_Records for the exercise_:
★ ★ ★ ★ ★

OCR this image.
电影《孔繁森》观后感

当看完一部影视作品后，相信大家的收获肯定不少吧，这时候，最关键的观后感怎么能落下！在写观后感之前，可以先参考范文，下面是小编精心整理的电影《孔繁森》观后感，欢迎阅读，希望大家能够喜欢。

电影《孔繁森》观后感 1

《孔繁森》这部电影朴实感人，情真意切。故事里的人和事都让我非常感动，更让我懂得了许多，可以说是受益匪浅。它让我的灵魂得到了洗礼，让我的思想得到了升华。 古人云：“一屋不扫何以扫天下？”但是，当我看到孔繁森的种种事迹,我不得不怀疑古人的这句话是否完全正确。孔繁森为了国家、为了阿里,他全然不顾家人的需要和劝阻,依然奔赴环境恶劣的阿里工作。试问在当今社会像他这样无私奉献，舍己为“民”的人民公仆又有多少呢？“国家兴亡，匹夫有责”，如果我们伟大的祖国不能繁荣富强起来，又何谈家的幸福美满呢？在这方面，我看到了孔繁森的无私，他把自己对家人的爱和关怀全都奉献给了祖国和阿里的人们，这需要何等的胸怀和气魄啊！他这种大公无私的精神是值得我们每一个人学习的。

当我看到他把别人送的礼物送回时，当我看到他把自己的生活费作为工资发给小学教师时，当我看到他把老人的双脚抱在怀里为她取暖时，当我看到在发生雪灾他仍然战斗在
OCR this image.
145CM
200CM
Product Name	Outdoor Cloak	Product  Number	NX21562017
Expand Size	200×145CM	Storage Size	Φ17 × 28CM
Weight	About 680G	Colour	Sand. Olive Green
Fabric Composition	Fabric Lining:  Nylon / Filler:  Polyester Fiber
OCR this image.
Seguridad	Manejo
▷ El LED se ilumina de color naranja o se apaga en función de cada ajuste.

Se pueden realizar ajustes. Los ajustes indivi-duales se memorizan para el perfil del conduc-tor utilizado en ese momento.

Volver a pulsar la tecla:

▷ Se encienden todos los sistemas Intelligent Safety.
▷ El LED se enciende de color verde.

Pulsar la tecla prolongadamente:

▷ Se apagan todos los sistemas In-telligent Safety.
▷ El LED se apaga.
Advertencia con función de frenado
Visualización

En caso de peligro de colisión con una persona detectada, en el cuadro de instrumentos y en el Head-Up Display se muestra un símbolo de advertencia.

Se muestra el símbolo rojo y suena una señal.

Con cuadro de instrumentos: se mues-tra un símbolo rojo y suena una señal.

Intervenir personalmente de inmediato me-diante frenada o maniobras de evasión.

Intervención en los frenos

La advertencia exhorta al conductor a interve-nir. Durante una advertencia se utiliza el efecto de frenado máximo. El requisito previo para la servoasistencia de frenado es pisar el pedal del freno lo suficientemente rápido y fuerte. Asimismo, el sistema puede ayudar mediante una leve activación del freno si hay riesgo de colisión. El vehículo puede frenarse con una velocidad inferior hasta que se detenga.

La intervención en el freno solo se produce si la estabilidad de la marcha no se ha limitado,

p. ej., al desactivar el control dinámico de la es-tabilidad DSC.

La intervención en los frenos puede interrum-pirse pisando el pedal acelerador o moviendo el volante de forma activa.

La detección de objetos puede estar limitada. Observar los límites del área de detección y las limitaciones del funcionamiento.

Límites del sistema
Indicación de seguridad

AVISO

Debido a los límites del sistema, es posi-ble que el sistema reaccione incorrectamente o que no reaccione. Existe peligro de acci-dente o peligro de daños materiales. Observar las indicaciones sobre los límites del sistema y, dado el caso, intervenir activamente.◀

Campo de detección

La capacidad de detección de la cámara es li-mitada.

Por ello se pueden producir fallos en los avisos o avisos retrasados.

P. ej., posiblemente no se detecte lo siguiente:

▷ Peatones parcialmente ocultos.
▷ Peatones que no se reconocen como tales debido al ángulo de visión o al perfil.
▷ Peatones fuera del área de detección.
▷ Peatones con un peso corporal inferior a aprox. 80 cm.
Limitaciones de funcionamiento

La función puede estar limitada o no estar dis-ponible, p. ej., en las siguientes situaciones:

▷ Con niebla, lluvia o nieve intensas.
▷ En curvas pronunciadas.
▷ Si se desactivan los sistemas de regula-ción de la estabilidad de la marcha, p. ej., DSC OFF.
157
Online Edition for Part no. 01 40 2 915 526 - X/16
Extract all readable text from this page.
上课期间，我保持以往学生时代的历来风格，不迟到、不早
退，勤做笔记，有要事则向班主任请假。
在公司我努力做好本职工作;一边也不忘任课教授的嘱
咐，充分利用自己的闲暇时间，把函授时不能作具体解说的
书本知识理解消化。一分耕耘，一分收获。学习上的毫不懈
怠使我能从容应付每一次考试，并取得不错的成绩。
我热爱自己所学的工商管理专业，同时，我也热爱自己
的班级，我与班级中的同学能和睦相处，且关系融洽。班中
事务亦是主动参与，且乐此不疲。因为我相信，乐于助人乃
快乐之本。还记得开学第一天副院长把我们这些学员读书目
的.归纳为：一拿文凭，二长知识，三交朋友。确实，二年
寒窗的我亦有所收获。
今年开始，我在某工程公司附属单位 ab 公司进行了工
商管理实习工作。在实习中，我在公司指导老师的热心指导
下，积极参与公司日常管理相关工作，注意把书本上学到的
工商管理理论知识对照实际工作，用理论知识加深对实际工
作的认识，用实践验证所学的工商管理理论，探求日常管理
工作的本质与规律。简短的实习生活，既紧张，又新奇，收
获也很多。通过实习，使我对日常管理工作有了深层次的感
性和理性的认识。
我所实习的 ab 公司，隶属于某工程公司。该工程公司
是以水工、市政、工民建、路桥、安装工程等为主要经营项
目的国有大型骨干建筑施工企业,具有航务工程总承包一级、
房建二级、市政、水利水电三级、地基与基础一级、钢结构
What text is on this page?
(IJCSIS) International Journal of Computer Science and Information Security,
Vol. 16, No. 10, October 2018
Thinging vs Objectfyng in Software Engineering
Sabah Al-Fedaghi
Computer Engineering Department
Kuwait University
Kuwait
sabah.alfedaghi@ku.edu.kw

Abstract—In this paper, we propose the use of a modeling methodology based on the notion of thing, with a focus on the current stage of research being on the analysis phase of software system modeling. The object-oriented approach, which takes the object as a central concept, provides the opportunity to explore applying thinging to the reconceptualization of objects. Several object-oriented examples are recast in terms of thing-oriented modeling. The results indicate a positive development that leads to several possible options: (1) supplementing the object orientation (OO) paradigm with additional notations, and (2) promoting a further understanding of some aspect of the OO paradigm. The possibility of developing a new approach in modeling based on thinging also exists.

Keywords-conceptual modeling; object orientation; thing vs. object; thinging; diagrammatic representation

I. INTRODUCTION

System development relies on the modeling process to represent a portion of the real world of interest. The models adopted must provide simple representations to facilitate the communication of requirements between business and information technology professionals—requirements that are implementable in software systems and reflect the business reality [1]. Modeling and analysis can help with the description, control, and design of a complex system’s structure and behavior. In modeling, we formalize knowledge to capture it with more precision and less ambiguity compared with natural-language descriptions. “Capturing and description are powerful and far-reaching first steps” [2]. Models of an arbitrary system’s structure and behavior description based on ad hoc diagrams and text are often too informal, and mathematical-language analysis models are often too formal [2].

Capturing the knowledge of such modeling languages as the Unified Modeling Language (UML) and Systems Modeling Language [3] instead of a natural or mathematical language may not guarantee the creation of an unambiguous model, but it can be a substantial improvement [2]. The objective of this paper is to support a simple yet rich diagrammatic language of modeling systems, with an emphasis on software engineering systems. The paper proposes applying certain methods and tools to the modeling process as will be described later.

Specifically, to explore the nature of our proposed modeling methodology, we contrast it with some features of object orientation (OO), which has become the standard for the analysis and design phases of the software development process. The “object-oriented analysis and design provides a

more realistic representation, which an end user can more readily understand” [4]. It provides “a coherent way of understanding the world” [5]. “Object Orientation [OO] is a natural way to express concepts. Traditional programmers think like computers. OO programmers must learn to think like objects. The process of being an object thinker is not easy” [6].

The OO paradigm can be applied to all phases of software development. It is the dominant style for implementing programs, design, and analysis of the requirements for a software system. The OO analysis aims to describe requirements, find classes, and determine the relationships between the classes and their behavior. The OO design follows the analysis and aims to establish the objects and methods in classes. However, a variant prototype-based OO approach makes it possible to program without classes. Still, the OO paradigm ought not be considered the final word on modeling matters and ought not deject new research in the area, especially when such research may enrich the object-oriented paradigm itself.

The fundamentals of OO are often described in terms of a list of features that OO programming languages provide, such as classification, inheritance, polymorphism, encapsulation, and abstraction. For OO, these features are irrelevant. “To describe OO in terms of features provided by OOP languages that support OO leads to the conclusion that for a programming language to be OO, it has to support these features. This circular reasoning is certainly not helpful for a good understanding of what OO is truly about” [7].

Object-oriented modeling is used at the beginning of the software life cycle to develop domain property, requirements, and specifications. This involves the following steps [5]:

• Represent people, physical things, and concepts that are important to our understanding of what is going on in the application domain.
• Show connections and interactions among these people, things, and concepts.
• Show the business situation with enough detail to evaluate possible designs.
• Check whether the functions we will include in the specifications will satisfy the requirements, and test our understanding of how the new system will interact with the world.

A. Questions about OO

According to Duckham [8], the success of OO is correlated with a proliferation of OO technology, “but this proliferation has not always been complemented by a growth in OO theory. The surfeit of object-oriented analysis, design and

★ ★ ★ ★ ★

_Task directions_:
A single figure is required: the number of lines above in which the word "tecla" occurs.

_Full answer_:
2